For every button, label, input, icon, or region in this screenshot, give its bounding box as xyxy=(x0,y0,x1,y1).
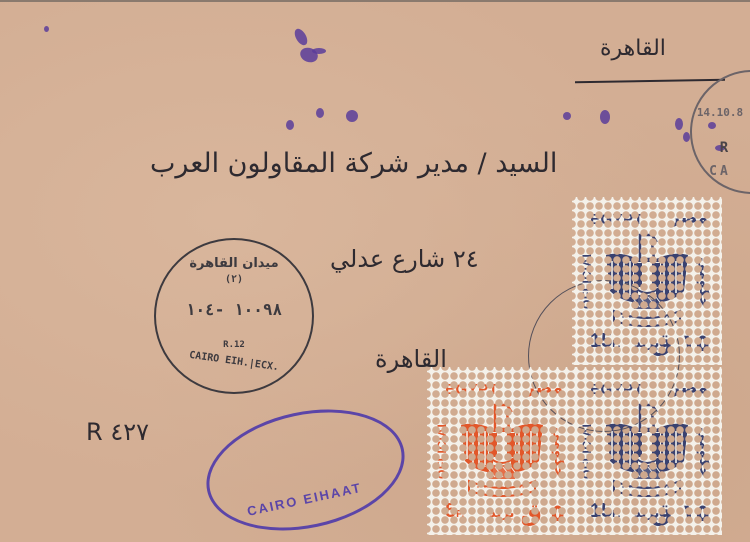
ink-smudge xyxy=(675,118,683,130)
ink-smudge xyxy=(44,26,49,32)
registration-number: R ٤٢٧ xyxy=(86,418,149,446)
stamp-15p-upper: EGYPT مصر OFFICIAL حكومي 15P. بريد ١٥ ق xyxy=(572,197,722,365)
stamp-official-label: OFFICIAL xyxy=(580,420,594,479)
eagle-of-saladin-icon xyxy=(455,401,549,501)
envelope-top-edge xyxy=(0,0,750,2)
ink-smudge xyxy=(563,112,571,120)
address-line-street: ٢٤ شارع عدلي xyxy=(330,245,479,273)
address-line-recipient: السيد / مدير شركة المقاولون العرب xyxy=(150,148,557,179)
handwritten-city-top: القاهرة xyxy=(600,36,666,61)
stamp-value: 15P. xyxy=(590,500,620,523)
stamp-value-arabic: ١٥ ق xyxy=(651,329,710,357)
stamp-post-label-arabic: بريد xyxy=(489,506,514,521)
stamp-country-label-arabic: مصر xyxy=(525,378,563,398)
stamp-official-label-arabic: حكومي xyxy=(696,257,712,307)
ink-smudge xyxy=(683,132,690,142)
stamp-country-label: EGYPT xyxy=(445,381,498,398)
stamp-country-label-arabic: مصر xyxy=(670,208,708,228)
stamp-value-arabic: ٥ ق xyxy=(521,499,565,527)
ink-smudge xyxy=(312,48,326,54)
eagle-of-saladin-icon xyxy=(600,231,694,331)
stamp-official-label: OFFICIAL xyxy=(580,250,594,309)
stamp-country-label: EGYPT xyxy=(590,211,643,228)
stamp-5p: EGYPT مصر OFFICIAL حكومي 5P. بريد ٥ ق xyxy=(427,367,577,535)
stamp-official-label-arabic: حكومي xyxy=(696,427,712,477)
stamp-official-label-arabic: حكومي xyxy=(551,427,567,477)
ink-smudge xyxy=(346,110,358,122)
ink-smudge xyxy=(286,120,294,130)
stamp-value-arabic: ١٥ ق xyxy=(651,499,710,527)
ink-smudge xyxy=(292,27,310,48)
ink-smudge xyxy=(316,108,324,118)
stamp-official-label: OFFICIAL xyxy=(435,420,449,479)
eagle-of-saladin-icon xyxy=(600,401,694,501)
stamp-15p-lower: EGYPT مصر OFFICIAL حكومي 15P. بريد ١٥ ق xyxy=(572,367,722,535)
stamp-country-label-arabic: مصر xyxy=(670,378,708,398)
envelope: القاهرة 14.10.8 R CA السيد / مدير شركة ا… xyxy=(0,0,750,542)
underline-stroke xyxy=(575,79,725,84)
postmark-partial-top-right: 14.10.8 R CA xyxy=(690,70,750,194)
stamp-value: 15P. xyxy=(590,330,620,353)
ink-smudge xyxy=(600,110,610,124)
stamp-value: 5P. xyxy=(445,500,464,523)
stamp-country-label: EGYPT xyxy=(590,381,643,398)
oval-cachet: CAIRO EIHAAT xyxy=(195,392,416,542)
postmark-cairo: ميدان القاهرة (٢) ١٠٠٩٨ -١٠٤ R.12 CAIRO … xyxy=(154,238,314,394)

━━━━

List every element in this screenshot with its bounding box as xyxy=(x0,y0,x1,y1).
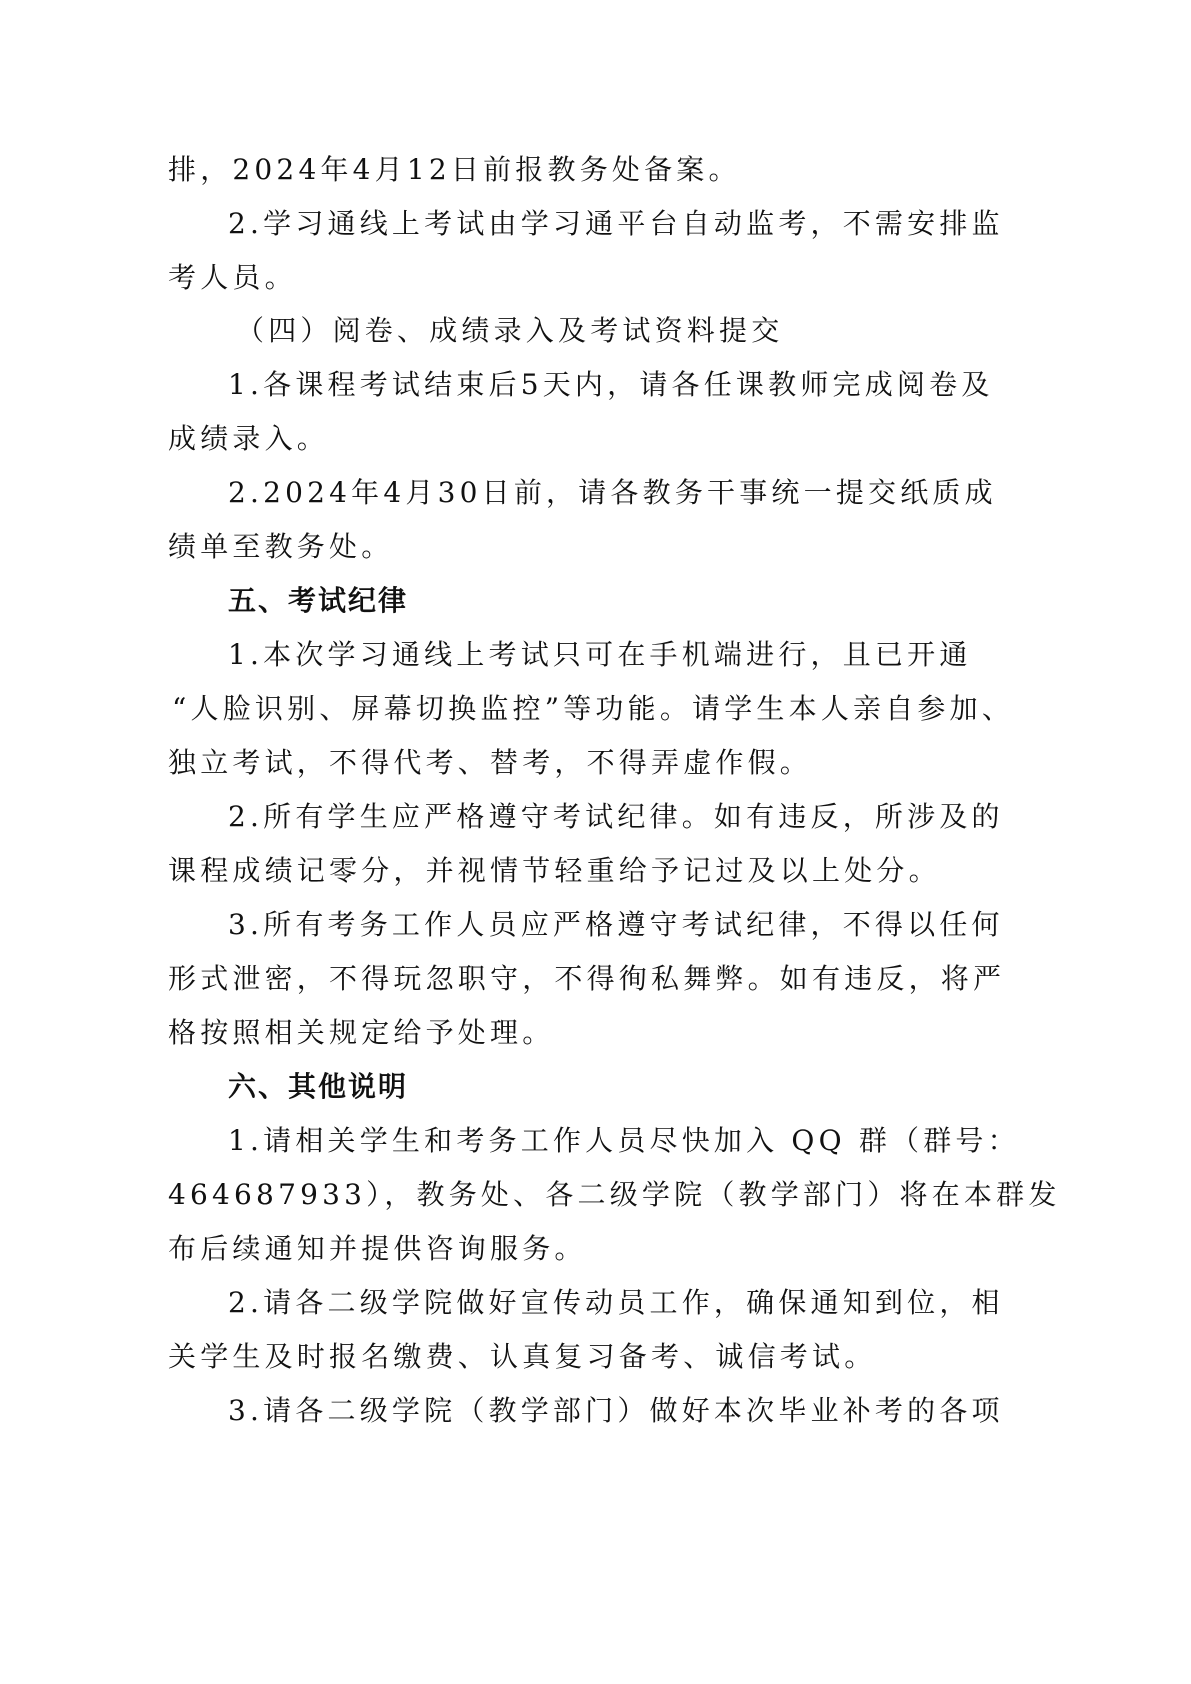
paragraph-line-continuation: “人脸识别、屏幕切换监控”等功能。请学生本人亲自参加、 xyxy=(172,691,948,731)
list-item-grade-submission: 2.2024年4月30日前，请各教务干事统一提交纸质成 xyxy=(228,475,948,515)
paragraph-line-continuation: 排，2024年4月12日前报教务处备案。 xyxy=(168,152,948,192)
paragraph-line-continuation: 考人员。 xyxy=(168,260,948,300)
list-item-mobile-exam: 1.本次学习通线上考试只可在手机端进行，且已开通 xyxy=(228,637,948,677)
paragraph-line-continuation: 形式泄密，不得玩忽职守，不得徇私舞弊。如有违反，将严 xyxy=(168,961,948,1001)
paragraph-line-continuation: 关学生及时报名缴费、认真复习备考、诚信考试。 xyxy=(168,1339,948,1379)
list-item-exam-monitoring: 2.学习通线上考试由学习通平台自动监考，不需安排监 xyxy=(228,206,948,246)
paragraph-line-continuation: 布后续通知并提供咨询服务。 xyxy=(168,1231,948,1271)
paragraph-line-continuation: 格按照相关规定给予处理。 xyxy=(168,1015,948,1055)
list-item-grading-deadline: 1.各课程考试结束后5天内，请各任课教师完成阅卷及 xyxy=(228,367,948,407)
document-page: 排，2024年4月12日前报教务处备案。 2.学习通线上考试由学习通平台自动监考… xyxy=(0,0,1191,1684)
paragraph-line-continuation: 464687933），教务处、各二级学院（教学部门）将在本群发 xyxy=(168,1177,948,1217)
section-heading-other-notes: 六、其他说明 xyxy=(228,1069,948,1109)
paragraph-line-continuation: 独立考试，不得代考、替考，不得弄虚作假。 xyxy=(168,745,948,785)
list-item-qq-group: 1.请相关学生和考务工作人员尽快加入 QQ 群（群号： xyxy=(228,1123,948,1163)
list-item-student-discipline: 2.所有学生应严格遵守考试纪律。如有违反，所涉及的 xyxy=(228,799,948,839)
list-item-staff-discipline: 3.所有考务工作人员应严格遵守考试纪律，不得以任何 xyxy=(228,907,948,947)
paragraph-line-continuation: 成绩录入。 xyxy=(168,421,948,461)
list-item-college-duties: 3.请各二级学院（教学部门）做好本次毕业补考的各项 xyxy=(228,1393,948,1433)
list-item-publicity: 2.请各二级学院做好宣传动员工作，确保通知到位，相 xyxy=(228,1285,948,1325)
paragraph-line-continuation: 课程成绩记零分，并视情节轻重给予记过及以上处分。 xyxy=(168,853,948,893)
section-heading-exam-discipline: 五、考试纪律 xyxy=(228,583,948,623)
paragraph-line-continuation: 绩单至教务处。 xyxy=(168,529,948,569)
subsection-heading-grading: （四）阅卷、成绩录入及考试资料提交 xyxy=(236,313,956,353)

━━━━

-- The exercise --
Render the part of the listing that opens with the line containing "ink-smudge xyxy=(675,118,683,130)" and closes with the line containing "stamp-country-label: EGYPT xyxy=(445,381,498,398)" as a Markdown table with the columns Row and Line. Include both of those lines, and leave out any blank lines.

-- Task response --
| Row | Line |
|---|---|
| 1 | ink-smudge xyxy=(675,118,683,130) |
| 2 | ink-smudge xyxy=(44,26,49,32) |
| 3 | registration-number: R ٤٢٧ xyxy=(86,418,149,446) |
| 4 | stamp-15p-upper: EGYPT مصر OFFICIAL حكومي 15P. بريد ١٥ ق xyxy=(572,197,722,365) |
| 5 | stamp-official-label: OFFICIAL xyxy=(580,420,594,479) |
| 6 | eagle-of-saladin-icon xyxy=(455,401,549,501) |
| 7 | envelope-top-edge xyxy=(0,0,750,2) |
| 8 | ink-smudge xyxy=(563,112,571,120) |
| 9 | address-line-street: ٢٤ شارع عدلي xyxy=(330,245,479,273) |
| 10 | address-line-recipient: السيد / مدير شركة المقاولون العرب xyxy=(150,148,557,179) |
| 11 | handwritten-city-top: القاهرة xyxy=(600,36,666,61) |
| 12 | stamp-value: 15P. xyxy=(590,500,620,523) |
| 13 | stamp-value-arabic: ١٥ ق xyxy=(651,329,710,357) |
| 14 | stamp-post-label-arabic: بريد xyxy=(489,506,514,521) |
| 15 | stamp-country-label-arabic: مصر xyxy=(525,378,563,398) |
| 16 | stamp-official-label-arabic: حكومي xyxy=(696,257,712,307) |
| 17 | ink-smudge xyxy=(683,132,690,142) |
| 18 | stamp-country-label: EGYPT xyxy=(445,381,498,398) |